> _Direction_: Select each line where the word "CHANCE" appears.

───── Data entries ─────

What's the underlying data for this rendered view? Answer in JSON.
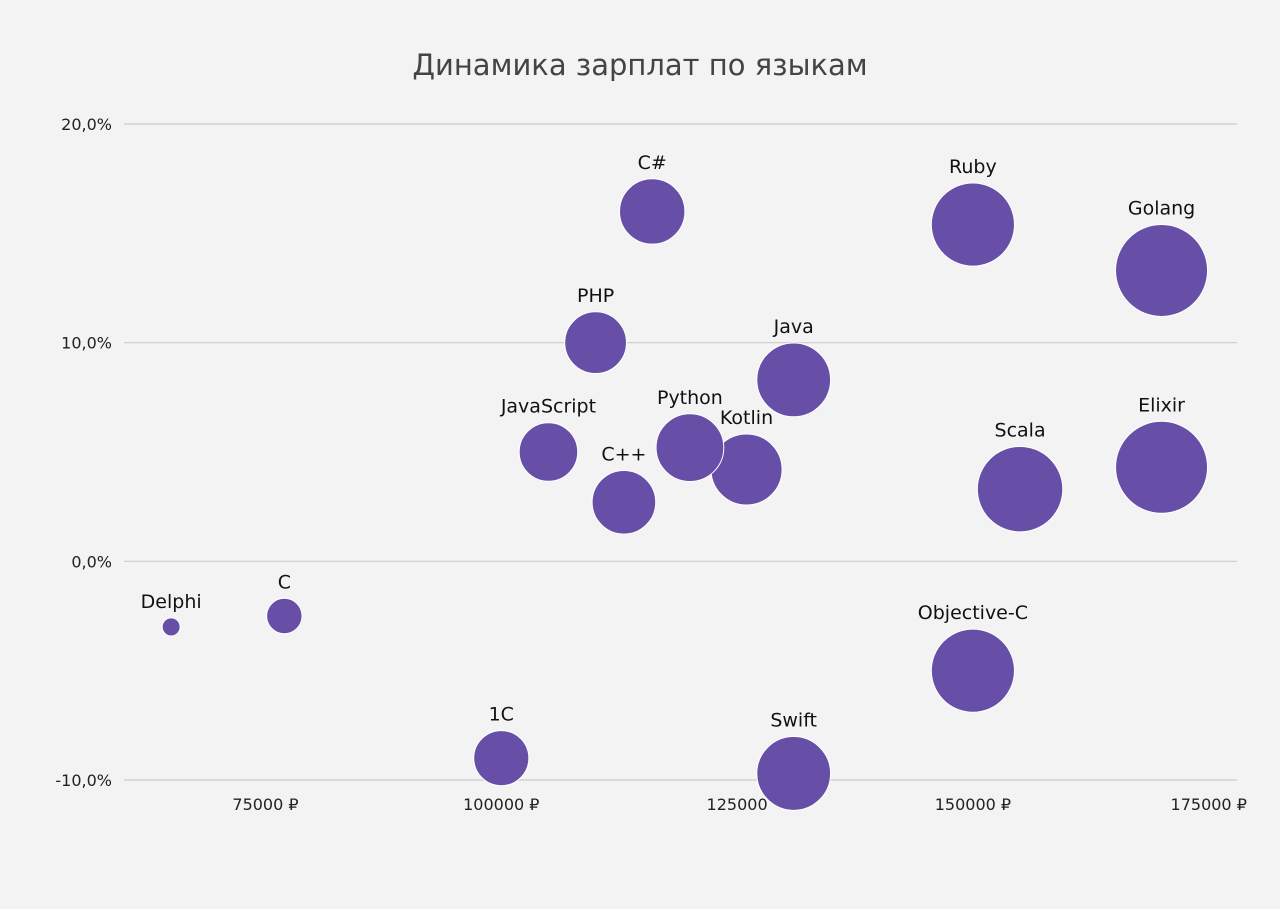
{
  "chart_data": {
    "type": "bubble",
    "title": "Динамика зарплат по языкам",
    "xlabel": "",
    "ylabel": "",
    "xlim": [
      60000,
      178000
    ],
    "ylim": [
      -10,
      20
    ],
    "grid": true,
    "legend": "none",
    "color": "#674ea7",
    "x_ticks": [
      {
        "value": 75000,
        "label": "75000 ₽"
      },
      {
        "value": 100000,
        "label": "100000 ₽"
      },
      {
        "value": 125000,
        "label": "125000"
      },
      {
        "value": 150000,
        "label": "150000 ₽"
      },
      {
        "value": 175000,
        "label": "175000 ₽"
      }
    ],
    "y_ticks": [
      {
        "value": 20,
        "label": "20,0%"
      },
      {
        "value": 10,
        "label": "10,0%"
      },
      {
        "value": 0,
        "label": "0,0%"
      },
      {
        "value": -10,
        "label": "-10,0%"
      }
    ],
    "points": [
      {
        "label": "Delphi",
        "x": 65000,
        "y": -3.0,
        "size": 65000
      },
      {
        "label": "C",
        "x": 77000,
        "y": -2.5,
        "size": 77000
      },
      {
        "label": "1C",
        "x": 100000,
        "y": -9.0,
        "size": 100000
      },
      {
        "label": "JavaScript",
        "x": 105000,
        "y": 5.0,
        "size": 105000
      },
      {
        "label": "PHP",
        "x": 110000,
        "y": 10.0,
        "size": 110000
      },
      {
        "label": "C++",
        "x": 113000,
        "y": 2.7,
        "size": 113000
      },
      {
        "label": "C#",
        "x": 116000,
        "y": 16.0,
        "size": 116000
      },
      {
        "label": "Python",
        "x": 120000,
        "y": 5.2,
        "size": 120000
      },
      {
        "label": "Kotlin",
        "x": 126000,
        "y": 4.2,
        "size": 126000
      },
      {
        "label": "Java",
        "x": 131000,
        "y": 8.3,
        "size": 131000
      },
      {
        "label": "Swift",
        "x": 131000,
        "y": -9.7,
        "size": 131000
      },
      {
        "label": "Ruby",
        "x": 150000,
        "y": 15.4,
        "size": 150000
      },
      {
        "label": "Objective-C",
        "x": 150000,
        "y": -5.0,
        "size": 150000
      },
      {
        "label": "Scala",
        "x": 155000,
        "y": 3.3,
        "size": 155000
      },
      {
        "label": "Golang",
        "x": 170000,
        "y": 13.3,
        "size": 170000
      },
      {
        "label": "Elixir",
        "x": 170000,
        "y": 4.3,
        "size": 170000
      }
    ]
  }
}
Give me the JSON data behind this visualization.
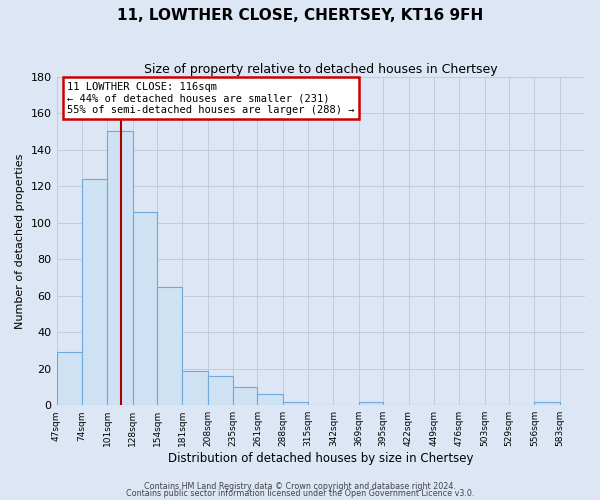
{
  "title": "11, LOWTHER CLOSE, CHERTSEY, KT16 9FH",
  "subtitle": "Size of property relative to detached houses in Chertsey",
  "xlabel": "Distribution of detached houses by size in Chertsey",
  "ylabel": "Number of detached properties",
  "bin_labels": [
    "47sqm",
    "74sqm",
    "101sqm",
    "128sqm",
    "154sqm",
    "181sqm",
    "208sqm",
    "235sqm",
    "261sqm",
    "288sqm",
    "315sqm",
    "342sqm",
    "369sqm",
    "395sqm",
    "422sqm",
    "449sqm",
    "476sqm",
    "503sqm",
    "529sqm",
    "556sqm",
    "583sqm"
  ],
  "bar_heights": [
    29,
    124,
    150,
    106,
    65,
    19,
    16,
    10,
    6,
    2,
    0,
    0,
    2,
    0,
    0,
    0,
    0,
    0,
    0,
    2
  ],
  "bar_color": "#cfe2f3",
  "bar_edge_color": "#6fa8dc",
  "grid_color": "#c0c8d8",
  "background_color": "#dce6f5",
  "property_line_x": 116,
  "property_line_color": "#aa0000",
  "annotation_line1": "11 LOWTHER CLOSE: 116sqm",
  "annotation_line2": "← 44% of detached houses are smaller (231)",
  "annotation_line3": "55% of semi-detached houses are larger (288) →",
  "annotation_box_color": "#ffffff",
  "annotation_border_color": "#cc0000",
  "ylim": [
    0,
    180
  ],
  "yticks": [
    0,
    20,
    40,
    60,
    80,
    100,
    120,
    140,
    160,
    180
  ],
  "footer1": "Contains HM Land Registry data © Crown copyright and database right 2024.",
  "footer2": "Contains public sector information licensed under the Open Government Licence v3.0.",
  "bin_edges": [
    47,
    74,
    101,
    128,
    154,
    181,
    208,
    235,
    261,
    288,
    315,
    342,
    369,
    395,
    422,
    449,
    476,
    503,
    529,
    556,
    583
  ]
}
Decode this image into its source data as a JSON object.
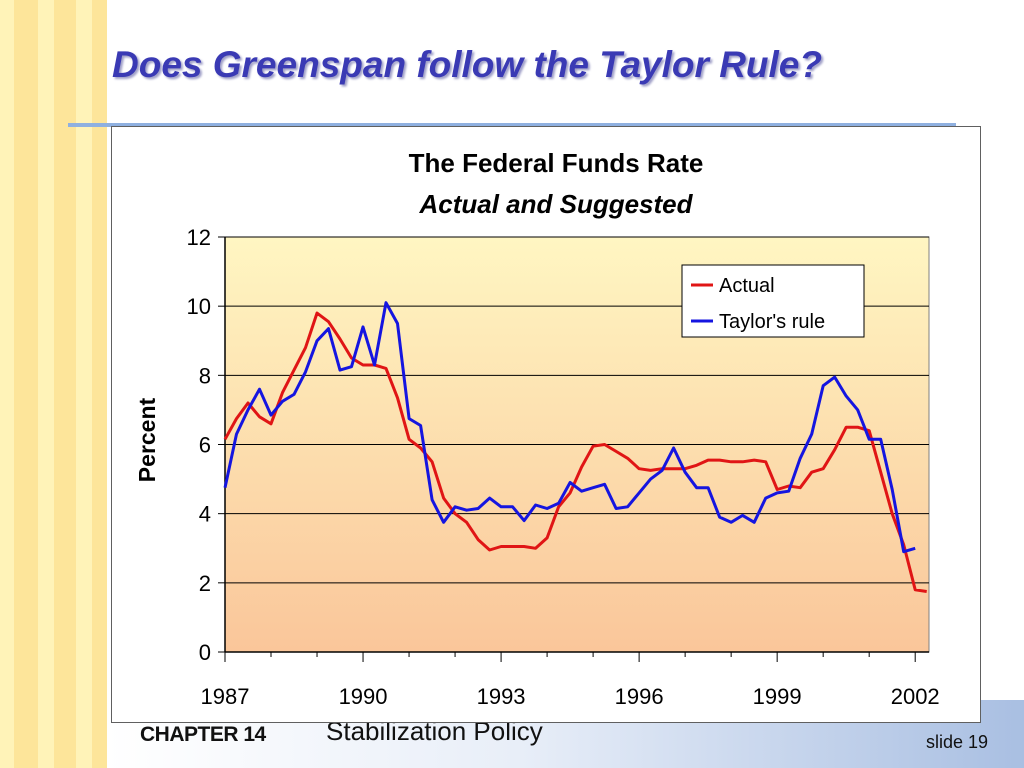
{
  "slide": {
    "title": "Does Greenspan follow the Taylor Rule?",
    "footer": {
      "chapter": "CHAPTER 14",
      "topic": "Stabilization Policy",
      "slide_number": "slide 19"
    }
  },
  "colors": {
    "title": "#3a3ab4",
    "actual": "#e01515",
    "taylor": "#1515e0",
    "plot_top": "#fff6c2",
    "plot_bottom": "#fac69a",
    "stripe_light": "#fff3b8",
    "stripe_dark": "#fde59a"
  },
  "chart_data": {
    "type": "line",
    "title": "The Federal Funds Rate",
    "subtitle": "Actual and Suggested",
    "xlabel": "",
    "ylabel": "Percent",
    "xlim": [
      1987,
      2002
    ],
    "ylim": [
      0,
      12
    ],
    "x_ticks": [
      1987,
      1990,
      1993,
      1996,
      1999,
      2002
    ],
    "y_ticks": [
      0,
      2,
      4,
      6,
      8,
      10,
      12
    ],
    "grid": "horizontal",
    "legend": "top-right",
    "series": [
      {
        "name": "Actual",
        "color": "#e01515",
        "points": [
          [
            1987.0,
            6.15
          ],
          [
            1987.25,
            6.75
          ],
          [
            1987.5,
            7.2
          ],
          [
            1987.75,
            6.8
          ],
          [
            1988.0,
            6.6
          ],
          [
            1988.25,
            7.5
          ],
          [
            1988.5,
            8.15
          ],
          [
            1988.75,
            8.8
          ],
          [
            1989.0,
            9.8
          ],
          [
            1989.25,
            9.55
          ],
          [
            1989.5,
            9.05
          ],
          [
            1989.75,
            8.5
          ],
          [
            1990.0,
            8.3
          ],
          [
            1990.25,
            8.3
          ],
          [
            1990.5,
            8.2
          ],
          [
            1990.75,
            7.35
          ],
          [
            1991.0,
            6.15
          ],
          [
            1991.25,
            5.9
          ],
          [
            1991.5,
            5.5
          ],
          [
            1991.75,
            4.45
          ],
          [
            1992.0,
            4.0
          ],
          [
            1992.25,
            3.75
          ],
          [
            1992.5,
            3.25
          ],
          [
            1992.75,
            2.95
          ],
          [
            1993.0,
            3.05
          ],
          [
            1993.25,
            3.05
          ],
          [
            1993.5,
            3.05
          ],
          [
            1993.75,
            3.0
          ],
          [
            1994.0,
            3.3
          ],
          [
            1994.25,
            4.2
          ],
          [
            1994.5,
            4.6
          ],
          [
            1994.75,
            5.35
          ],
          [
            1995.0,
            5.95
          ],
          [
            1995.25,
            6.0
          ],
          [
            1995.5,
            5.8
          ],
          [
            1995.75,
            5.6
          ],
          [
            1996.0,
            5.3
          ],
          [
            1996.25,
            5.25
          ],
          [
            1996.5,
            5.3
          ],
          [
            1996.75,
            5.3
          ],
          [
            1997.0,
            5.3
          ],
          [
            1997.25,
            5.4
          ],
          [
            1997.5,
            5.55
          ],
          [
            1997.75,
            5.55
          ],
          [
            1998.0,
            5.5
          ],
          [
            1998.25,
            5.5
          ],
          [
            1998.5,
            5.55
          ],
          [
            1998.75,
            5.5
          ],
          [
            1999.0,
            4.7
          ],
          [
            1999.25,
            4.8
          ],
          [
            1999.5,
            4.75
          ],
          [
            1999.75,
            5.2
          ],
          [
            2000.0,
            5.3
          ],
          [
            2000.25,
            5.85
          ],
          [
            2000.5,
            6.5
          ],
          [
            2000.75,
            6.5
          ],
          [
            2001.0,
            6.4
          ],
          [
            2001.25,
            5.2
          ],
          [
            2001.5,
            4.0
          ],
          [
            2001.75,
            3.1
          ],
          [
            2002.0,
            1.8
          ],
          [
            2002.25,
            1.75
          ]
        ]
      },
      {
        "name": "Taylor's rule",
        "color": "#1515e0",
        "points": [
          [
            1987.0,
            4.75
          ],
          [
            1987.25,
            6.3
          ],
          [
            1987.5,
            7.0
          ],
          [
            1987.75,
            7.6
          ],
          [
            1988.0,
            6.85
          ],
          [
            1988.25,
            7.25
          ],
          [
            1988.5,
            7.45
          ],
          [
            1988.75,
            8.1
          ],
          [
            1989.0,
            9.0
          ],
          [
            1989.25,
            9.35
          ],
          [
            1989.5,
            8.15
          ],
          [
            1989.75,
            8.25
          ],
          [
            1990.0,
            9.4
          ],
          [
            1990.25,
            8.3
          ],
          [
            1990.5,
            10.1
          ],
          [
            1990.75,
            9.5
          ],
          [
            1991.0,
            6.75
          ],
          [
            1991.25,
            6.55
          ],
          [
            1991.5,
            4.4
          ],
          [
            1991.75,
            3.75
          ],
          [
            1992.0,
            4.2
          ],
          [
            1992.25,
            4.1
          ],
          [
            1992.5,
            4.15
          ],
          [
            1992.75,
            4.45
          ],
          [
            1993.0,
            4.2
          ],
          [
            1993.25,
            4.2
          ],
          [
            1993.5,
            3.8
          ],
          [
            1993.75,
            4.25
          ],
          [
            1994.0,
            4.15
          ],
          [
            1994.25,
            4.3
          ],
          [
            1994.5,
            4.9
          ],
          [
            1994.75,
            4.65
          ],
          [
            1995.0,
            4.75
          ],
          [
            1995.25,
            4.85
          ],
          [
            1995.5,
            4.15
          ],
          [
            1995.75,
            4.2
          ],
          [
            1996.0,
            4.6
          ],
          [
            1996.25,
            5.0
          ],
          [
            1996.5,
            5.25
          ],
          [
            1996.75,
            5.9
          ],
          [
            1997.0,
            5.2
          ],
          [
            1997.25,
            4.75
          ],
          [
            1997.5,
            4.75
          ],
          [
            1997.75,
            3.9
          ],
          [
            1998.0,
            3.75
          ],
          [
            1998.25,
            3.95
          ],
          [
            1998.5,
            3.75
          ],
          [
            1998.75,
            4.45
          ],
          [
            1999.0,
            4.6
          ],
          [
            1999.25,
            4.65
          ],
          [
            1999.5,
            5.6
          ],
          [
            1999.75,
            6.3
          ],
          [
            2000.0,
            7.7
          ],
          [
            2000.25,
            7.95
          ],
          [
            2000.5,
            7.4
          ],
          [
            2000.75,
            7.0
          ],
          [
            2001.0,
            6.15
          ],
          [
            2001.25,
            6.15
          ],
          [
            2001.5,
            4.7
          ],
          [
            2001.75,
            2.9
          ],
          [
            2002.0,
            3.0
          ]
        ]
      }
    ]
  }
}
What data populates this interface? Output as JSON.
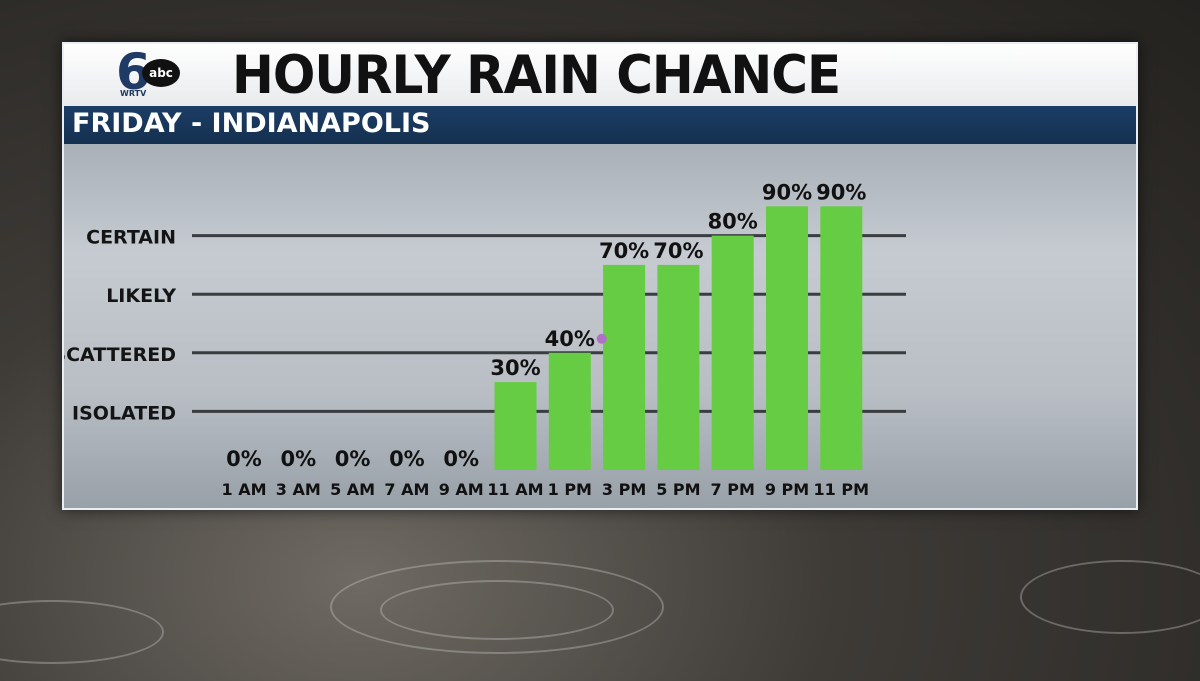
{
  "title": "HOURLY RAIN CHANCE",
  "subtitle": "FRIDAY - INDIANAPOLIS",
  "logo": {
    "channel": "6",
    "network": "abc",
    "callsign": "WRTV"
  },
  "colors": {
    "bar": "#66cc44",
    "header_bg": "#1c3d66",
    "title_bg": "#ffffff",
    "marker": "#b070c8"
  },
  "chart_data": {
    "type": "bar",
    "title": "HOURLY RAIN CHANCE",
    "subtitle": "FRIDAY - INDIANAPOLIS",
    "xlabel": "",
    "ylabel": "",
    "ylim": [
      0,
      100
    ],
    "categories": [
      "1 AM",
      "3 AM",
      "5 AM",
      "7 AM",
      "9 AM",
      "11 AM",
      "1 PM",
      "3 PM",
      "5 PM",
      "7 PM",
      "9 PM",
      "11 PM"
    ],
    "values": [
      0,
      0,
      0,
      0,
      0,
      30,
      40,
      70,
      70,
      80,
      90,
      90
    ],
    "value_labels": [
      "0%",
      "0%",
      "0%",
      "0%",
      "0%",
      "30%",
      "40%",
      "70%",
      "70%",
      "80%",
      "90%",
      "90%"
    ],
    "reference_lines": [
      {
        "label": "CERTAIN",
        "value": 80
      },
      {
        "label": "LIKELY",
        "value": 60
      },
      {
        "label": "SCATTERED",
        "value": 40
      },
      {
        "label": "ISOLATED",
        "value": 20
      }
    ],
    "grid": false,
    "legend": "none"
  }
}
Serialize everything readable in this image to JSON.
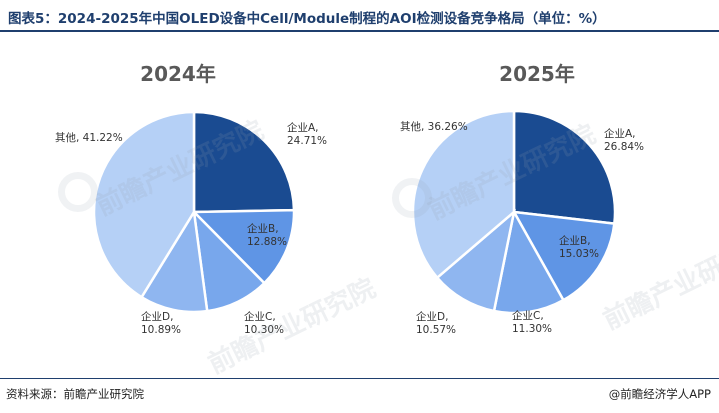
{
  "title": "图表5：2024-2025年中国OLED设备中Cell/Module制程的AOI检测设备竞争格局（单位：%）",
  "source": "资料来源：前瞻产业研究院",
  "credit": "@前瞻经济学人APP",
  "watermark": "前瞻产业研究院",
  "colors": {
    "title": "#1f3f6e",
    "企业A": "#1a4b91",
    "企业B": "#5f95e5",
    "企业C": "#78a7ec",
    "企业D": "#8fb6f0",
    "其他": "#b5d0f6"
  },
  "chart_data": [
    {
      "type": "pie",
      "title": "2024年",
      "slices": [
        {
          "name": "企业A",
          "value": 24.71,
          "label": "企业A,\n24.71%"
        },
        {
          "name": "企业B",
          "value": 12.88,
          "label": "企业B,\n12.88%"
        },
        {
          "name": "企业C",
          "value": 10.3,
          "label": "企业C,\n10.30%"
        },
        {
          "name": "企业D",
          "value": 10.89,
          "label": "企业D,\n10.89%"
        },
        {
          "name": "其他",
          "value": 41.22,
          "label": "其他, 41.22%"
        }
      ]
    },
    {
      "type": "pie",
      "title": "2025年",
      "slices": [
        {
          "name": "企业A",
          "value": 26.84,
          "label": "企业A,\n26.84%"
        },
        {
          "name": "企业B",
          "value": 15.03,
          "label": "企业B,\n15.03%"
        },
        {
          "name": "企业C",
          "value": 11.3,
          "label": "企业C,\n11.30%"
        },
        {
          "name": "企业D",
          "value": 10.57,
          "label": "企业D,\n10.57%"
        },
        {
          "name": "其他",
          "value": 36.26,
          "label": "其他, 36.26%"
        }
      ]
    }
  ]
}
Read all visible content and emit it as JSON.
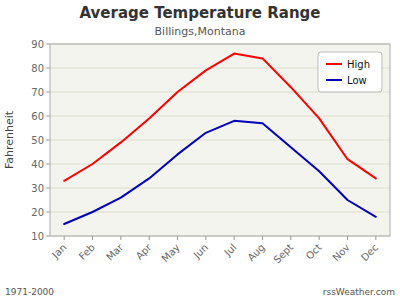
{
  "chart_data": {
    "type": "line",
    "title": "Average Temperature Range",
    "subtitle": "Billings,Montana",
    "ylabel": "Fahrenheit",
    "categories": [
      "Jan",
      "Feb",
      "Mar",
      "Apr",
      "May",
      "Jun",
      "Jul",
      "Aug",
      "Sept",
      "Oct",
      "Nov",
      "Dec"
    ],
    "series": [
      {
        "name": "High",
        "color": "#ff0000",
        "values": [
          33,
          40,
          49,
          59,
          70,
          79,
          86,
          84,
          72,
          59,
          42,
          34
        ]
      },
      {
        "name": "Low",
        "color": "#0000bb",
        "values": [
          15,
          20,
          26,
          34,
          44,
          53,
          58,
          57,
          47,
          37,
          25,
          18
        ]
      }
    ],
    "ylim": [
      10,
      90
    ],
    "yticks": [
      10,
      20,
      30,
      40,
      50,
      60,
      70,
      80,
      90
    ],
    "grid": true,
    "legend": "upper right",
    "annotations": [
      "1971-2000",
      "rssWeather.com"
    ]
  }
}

─────

> _Solution_:
  "title": "HOURLY RAIN CHANCE",
    "title": "HOURLY RAIN CHANCE",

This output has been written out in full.